Brief: Assemble all lines in which the string "this" appears.

Listed records:
-- Begin --

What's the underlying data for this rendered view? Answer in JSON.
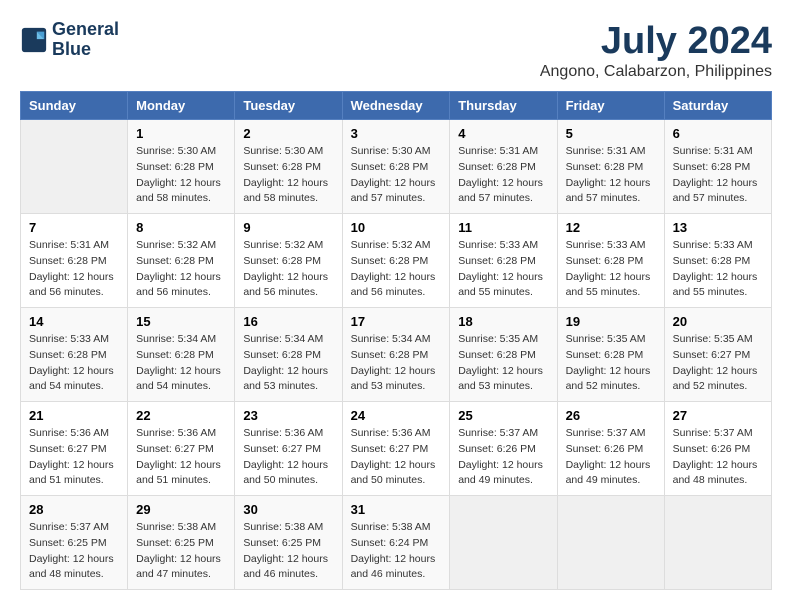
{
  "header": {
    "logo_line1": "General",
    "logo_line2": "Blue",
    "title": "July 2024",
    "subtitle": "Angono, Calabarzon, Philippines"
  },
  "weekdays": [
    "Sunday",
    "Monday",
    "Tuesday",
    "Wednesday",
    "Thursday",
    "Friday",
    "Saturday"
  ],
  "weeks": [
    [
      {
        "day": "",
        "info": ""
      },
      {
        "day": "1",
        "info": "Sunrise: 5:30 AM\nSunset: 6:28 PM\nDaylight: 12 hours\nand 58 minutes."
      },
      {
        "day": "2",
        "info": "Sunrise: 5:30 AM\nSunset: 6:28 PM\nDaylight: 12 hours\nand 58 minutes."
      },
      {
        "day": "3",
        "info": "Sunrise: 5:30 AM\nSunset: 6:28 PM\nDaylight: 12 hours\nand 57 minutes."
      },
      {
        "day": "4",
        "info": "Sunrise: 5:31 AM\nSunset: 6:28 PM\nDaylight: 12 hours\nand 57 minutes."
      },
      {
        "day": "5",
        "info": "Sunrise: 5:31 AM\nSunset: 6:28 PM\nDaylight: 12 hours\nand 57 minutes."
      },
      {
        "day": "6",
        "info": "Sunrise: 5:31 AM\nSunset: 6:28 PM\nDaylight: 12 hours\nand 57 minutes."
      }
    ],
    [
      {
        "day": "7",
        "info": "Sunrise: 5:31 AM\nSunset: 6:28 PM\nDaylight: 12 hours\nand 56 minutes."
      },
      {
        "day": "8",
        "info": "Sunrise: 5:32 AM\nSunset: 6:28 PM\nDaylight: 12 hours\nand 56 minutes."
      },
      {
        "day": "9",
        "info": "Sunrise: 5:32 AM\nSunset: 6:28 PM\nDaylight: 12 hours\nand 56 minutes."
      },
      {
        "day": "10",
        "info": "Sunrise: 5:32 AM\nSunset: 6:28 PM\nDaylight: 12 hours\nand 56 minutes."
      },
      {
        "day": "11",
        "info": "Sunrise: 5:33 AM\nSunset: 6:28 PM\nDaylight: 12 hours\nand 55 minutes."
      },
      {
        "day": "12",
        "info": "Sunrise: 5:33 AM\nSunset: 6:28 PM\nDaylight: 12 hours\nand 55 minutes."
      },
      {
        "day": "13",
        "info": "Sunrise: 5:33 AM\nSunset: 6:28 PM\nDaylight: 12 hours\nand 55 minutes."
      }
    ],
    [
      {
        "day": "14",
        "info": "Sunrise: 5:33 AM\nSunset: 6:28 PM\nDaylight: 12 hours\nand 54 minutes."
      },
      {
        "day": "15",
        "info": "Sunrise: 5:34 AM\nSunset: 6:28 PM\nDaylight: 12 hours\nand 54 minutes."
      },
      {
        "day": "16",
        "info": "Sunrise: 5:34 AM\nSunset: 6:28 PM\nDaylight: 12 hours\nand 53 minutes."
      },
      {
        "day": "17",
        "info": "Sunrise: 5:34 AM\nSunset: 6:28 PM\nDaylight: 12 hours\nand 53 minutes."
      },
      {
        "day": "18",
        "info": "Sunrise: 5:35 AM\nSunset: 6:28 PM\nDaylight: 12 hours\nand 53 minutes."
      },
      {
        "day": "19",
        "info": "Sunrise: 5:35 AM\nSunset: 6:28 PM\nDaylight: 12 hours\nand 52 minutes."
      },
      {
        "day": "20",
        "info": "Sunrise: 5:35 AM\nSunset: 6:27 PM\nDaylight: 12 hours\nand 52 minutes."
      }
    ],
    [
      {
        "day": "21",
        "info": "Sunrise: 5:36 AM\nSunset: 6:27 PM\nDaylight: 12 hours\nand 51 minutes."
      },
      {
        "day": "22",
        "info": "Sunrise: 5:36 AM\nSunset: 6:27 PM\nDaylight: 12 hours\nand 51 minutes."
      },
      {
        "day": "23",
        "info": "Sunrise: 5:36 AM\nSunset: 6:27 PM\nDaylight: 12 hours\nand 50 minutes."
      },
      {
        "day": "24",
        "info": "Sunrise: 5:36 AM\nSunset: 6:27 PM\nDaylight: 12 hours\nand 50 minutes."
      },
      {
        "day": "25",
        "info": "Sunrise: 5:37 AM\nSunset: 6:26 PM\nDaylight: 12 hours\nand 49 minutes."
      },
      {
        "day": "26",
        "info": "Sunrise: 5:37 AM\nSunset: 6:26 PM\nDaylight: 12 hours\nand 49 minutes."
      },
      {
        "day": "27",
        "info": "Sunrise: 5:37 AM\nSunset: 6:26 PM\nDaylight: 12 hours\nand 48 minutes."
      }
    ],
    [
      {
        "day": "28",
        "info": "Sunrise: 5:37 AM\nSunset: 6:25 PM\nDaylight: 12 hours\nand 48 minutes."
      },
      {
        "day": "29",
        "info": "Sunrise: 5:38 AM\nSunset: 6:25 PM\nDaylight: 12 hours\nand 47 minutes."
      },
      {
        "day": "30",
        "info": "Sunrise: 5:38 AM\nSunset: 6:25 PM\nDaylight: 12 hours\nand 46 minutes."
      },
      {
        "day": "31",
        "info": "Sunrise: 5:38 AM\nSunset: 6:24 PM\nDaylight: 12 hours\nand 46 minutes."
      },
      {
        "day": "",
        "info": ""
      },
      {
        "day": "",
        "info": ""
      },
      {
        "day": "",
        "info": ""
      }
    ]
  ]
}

-- End --
-- Begin --

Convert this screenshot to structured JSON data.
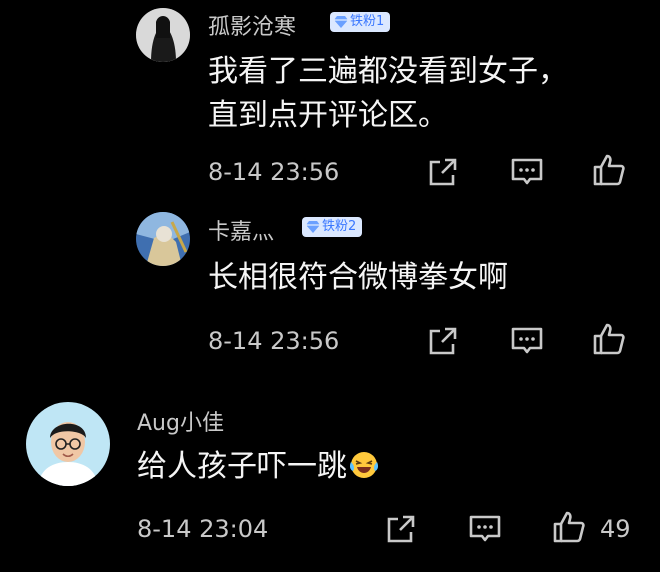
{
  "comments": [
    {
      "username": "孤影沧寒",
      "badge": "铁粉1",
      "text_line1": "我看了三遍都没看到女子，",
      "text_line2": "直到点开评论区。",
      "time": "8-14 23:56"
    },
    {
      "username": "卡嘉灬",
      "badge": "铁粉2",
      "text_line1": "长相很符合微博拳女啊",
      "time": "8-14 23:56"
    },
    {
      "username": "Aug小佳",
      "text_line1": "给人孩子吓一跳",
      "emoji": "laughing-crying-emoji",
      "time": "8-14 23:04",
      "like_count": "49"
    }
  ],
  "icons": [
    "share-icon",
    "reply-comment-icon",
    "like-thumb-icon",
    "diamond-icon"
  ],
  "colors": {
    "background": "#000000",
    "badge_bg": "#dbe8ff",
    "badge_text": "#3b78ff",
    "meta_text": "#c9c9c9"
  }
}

-- End --

Complete response:
What's the underlying data for this rendered view? Answer in JSON.
Convert this screenshot to structured JSON data.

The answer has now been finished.